* **Exercise aim**
Gather every line holding the string "UNIQUE".

* **Listed entries**
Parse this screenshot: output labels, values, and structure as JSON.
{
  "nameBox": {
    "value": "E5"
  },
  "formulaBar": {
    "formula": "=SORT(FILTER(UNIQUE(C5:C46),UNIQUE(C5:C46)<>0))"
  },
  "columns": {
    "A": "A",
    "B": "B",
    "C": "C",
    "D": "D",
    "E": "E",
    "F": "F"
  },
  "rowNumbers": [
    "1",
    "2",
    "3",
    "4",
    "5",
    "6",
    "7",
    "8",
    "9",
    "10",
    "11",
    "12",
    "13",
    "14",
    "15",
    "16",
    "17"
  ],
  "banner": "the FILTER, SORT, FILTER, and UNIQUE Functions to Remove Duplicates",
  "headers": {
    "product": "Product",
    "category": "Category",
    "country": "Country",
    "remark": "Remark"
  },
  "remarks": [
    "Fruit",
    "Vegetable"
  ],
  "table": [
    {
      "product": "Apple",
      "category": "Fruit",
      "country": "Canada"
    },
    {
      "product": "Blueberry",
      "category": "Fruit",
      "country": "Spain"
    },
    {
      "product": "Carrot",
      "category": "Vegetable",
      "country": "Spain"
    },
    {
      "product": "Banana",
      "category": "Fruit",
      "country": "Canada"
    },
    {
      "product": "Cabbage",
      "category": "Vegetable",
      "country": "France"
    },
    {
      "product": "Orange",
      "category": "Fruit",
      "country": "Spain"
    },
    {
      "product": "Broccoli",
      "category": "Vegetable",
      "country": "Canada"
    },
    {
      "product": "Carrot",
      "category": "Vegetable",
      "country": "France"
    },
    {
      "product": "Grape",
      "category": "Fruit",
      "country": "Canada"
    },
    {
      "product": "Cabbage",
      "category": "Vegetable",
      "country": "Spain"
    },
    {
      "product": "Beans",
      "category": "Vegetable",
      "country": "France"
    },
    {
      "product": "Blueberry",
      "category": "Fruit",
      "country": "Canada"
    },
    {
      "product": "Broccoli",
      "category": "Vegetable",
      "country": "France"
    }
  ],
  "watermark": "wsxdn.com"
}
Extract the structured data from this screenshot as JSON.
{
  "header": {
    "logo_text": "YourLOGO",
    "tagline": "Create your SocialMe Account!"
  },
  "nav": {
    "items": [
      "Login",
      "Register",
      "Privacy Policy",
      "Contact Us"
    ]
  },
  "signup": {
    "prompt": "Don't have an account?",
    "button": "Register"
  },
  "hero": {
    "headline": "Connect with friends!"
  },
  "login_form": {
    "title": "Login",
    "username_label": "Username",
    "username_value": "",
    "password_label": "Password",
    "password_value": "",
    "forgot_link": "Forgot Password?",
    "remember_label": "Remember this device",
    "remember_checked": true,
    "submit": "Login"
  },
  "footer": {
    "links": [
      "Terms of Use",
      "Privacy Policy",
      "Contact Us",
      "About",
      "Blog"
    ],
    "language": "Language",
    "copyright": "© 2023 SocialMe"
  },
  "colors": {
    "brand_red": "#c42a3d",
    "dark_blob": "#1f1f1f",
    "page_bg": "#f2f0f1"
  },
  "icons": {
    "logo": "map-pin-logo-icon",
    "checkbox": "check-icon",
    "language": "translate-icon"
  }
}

* **Correct output**
    "formula": "=SORT(FILTER(UNIQUE(C5:C46),UNIQUE(C5:C46)<>0))"
  "banner": "the FILTER, SORT, FILTER, and UNIQUE Functions to Remove Duplicates",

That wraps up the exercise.